Exercise description
Word for word, transcribe the lines below and drop the pictures.

Supplied information

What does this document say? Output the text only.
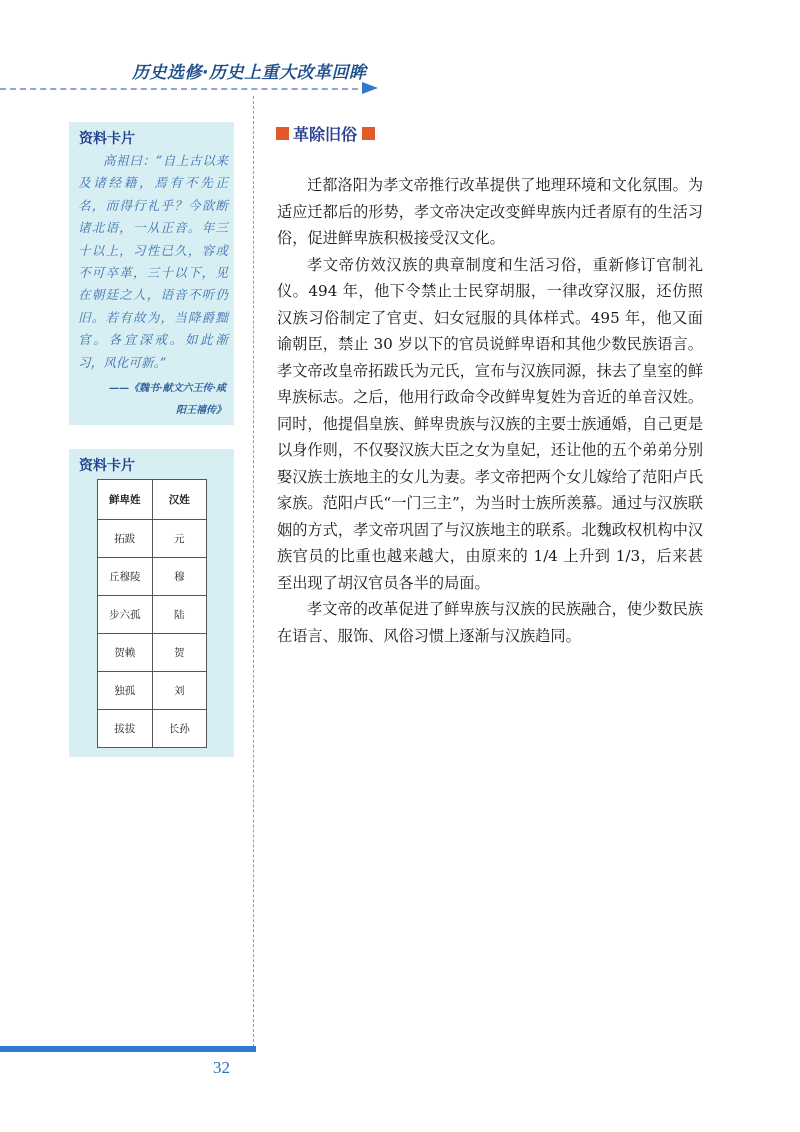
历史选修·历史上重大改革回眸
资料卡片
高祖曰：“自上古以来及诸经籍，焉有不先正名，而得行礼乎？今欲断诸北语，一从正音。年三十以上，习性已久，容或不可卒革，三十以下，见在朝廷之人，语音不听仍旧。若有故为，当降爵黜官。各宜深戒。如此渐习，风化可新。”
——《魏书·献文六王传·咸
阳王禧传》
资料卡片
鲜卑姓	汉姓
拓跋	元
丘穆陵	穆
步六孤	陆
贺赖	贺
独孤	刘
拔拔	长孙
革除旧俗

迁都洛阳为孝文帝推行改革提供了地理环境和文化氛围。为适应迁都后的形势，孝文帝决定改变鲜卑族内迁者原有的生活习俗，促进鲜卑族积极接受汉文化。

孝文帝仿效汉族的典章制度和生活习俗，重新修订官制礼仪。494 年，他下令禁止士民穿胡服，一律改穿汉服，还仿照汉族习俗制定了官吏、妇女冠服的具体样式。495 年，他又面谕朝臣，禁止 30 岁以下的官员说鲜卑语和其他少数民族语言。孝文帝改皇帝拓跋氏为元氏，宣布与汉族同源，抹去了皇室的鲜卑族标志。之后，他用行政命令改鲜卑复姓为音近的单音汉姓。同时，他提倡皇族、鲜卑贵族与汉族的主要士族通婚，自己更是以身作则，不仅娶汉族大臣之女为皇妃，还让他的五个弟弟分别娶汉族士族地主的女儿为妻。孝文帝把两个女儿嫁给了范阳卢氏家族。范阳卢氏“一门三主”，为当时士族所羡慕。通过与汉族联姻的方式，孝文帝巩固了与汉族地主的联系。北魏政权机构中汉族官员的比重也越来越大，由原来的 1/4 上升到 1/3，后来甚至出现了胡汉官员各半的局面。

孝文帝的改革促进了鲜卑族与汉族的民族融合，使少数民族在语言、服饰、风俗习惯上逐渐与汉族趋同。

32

Output of the task
What does this document say? Output the text only.
历史选修·历史上重大改革回眸
资料卡片
高祖曰：“自上古以来及诸经籍，焉有不先正名，而得行礼乎？今欲断诸北语，一从正音。年三十以上，习性已久，容或不可卒革，三十以下，见在朝廷之人，语音不听仍旧。若有故为，当降爵黜官。各宜深戒。如此渐习，风化可新。”
——《魏书·献文六王传·咸
阳王禧传》
资料卡片
鲜卑姓	汉姓
拓跋	元
丘穆陵	穆
步六孤	陆
贺赖	贺
独孤	刘
拔拔	长孙
革除旧俗

迁都洛阳为孝文帝推行改革提供了地理环境和文化氛围。为适应迁都后的形势，孝文帝决定改变鲜卑族内迁者原有的生活习俗，促进鲜卑族积极接受汉文化。

孝文帝仿效汉族的典章制度和生活习俗，重新修订官制礼仪。494 年，他下令禁止士民穿胡服，一律改穿汉服，还仿照汉族习俗制定了官吏、妇女冠服的具体样式。495 年，他又面谕朝臣，禁止 30 岁以下的官员说鲜卑语和其他少数民族语言。孝文帝改皇帝拓跋氏为元氏，宣布与汉族同源，抹去了皇室的鲜卑族标志。之后，他用行政命令改鲜卑复姓为音近的单音汉姓。同时，他提倡皇族、鲜卑贵族与汉族的主要士族通婚，自己更是以身作则，不仅娶汉族大臣之女为皇妃，还让他的五个弟弟分别娶汉族士族地主的女儿为妻。孝文帝把两个女儿嫁给了范阳卢氏家族。范阳卢氏“一门三主”，为当时士族所羡慕。通过与汉族联姻的方式，孝文帝巩固了与汉族地主的联系。北魏政权机构中汉族官员的比重也越来越大，由原来的 1/4 上升到 1/3，后来甚至出现了胡汉官员各半的局面。

孝文帝的改革促进了鲜卑族与汉族的民族融合，使少数民族在语言、服饰、风俗习惯上逐渐与汉族趋同。

32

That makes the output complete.